Task requirements
The listing beneath should be written out in full, exactly as shown.

[Begin Listed records]

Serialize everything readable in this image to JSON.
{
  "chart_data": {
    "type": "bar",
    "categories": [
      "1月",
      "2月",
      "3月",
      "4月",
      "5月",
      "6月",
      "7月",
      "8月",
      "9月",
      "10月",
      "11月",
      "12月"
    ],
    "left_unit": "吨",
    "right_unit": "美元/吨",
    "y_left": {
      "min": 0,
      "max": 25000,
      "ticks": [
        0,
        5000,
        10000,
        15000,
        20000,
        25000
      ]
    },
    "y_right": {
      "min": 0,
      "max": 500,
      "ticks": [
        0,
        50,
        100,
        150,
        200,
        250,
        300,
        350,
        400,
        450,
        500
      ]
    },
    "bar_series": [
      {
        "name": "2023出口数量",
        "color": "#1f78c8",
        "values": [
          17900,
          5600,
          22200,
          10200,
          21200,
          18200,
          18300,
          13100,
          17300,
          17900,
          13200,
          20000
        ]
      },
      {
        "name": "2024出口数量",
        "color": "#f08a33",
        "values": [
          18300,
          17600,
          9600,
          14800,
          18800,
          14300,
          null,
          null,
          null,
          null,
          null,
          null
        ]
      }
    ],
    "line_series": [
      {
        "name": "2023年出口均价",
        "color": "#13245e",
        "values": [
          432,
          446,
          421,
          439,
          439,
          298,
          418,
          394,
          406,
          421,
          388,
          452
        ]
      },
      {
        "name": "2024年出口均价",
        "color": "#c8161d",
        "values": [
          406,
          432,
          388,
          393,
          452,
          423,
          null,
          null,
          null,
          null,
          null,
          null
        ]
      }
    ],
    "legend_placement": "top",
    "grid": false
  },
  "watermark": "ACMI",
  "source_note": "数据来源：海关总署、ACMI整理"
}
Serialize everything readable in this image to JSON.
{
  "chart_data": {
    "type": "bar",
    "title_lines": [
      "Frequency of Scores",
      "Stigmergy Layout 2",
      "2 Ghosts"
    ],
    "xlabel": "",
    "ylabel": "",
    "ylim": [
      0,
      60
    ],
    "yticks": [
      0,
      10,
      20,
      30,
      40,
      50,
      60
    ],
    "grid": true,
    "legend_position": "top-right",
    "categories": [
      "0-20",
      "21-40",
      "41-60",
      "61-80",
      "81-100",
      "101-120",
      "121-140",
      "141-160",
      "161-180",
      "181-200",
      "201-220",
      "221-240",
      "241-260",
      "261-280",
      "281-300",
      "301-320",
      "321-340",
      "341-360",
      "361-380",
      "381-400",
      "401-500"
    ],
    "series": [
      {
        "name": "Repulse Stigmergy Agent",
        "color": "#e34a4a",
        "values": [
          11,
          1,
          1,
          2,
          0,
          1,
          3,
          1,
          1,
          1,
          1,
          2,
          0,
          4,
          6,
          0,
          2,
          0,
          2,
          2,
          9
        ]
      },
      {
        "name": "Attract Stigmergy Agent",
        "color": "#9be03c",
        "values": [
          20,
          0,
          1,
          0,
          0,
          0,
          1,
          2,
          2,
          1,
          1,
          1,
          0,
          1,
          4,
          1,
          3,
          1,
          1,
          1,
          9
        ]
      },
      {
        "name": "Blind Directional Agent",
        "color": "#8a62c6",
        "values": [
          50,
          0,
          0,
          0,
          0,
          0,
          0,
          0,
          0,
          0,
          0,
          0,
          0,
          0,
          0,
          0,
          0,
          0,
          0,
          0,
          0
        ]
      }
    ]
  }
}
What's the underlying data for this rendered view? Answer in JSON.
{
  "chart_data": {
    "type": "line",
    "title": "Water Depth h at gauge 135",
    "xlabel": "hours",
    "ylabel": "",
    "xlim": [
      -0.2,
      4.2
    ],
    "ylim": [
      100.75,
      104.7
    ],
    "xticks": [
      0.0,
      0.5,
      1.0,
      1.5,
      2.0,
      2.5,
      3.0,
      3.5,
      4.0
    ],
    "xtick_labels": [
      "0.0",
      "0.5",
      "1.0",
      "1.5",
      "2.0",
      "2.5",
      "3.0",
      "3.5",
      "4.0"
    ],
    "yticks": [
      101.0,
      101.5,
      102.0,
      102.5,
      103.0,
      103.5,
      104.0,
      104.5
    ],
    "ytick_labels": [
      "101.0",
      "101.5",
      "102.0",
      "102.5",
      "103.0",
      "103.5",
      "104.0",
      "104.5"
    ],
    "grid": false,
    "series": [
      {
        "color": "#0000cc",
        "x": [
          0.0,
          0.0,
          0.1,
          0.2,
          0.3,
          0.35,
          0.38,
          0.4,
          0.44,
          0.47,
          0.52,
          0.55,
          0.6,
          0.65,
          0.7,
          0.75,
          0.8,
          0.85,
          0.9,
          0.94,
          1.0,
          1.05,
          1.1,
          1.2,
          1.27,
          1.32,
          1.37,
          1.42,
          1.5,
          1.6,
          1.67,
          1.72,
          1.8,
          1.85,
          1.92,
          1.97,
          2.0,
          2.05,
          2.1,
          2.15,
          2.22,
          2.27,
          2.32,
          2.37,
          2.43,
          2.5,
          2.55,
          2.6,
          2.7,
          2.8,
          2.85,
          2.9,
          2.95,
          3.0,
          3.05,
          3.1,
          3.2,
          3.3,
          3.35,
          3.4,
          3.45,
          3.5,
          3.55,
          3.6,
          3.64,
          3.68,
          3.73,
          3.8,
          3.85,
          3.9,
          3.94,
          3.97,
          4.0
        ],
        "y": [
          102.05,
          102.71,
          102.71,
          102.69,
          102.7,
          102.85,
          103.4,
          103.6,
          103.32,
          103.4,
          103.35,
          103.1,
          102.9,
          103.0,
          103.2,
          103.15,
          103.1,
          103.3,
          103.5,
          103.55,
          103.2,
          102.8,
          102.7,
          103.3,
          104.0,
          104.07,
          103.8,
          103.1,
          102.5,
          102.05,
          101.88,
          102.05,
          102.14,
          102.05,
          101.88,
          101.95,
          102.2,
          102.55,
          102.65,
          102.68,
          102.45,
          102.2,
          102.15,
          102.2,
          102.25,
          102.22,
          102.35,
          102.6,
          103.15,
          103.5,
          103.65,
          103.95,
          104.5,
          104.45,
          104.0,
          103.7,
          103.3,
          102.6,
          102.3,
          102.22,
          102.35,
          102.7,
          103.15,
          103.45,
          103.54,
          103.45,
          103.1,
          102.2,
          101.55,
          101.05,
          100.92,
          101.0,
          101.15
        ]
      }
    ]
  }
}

[End Listed records]

Solved exercise
Serialize everything readable in this image to JSON.
{
  "chart_data": {
    "type": "bar",
    "categories": [
      "1月",
      "2月",
      "3月",
      "4月",
      "5月",
      "6月",
      "7月",
      "8月",
      "9月",
      "10月",
      "11月",
      "12月"
    ],
    "left_unit": "吨",
    "right_unit": "美元/吨",
    "y_left": {
      "min": 0,
      "max": 25000,
      "ticks": [
        0,
        5000,
        10000,
        15000,
        20000,
        25000
      ]
    },
    "y_right": {
      "min": 0,
      "max": 500,
      "ticks": [
        0,
        50,
        100,
        150,
        200,
        250,
        300,
        350,
        400,
        450,
        500
      ]
    },
    "bar_series": [
      {
        "name": "2023出口数量",
        "color": "#1f78c8",
        "values": [
          17900,
          5600,
          22200,
          10200,
          21200,
          18200,
          18300,
          13100,
          17300,
          17900,
          13200,
          20000
        ]
      },
      {
        "name": "2024出口数量",
        "color": "#f08a33",
        "values": [
          18300,
          17600,
          9600,
          14800,
          18800,
          14300,
          null,
          null,
          null,
          null,
          null,
          null
        ]
      }
    ],
    "line_series": [
      {
        "name": "2023年出口均价",
        "color": "#13245e",
        "values": [
          432,
          446,
          421,
          439,
          439,
          298,
          418,
          394,
          406,
          421,
          388,
          452
        ]
      },
      {
        "name": "2024年出口均价",
        "color": "#c8161d",
        "values": [
          406,
          432,
          388,
          393,
          452,
          423,
          null,
          null,
          null,
          null,
          null,
          null
        ]
      }
    ],
    "legend_placement": "top",
    "grid": false
  },
  "watermark": "ACMI",
  "source_note": "数据来源：海关总署、ACMI整理"
}
Serialize everything readable in this image to JSON.
{
  "chart_data": {
    "type": "bar",
    "title_lines": [
      "Frequency of Scores",
      "Stigmergy Layout 2",
      "2 Ghosts"
    ],
    "xlabel": "",
    "ylabel": "",
    "ylim": [
      0,
      60
    ],
    "yticks": [
      0,
      10,
      20,
      30,
      40,
      50,
      60
    ],
    "grid": true,
    "legend_position": "top-right",
    "categories": [
      "0-20",
      "21-40",
      "41-60",
      "61-80",
      "81-100",
      "101-120",
      "121-140",
      "141-160",
      "161-180",
      "181-200",
      "201-220",
      "221-240",
      "241-260",
      "261-280",
      "281-300",
      "301-320",
      "321-340",
      "341-360",
      "361-380",
      "381-400",
      "401-500"
    ],
    "series": [
      {
        "name": "Repulse Stigmergy Agent",
        "color": "#e34a4a",
        "values": [
          11,
          1,
          1,
          2,
          0,
          1,
          3,
          1,
          1,
          1,
          1,
          2,
          0,
          4,
          6,
          0,
          2,
          0,
          2,
          2,
          9
        ]
      },
      {
        "name": "Attract Stigmergy Agent",
        "color": "#9be03c",
        "values": [
          20,
          0,
          1,
          0,
          0,
          0,
          1,
          2,
          2,
          1,
          1,
          1,
          0,
          1,
          4,
          1,
          3,
          1,
          1,
          1,
          9
        ]
      },
      {
        "name": "Blind Directional Agent",
        "color": "#8a62c6",
        "values": [
          50,
          0,
          0,
          0,
          0,
          0,
          0,
          0,
          0,
          0,
          0,
          0,
          0,
          0,
          0,
          0,
          0,
          0,
          0,
          0,
          0
        ]
      }
    ]
  }
}
What's the underlying data for this rendered view? Answer in JSON.
{
  "chart_data": {
    "type": "line",
    "title": "Water Depth h at gauge 135",
    "xlabel": "hours",
    "ylabel": "",
    "xlim": [
      -0.2,
      4.2
    ],
    "ylim": [
      100.75,
      104.7
    ],
    "xticks": [
      0.0,
      0.5,
      1.0,
      1.5,
      2.0,
      2.5,
      3.0,
      3.5,
      4.0
    ],
    "xtick_labels": [
      "0.0",
      "0.5",
      "1.0",
      "1.5",
      "2.0",
      "2.5",
      "3.0",
      "3.5",
      "4.0"
    ],
    "yticks": [
      101.0,
      101.5,
      102.0,
      102.5,
      103.0,
      103.5,
      104.0,
      104.5
    ],
    "ytick_labels": [
      "101.0",
      "101.5",
      "102.0",
      "102.5",
      "103.0",
      "103.5",
      "104.0",
      "104.5"
    ],
    "grid": false,
    "series": [
      {
        "color": "#0000cc",
        "x": [
          0.0,
          0.0,
          0.1,
          0.2,
          0.3,
          0.35,
          0.38,
          0.4,
          0.44,
          0.47,
          0.52,
          0.55,
          0.6,
          0.65,
          0.7,
          0.75,
          0.8,
          0.85,
          0.9,
          0.94,
          1.0,
          1.05,
          1.1,
          1.2,
          1.27,
          1.32,
          1.37,
          1.42,
          1.5,
          1.6,
          1.67,
          1.72,
          1.8,
          1.85,
          1.92,
          1.97,
          2.0,
          2.05,
          2.1,
          2.15,
          2.22,
          2.27,
          2.32,
          2.37,
          2.43,
          2.5,
          2.55,
          2.6,
          2.7,
          2.8,
          2.85,
          2.9,
          2.95,
          3.0,
          3.05,
          3.1,
          3.2,
          3.3,
          3.35,
          3.4,
          3.45,
          3.5,
          3.55,
          3.6,
          3.64,
          3.68,
          3.73,
          3.8,
          3.85,
          3.9,
          3.94,
          3.97,
          4.0
        ],
        "y": [
          102.05,
          102.71,
          102.71,
          102.69,
          102.7,
          102.85,
          103.4,
          103.6,
          103.32,
          103.4,
          103.35,
          103.1,
          102.9,
          103.0,
          103.2,
          103.15,
          103.1,
          103.3,
          103.5,
          103.55,
          103.2,
          102.8,
          102.7,
          103.3,
          104.0,
          104.07,
          103.8,
          103.1,
          102.5,
          102.05,
          101.88,
          102.05,
          102.14,
          102.05,
          101.88,
          101.95,
          102.2,
          102.55,
          102.65,
          102.68,
          102.45,
          102.2,
          102.15,
          102.2,
          102.25,
          102.22,
          102.35,
          102.6,
          103.15,
          103.5,
          103.65,
          103.95,
          104.5,
          104.45,
          104.0,
          103.7,
          103.3,
          102.6,
          102.3,
          102.22,
          102.35,
          102.7,
          103.15,
          103.45,
          103.54,
          103.45,
          103.1,
          102.2,
          101.55,
          101.05,
          100.92,
          101.0,
          101.15
        ]
      }
    ]
  }
}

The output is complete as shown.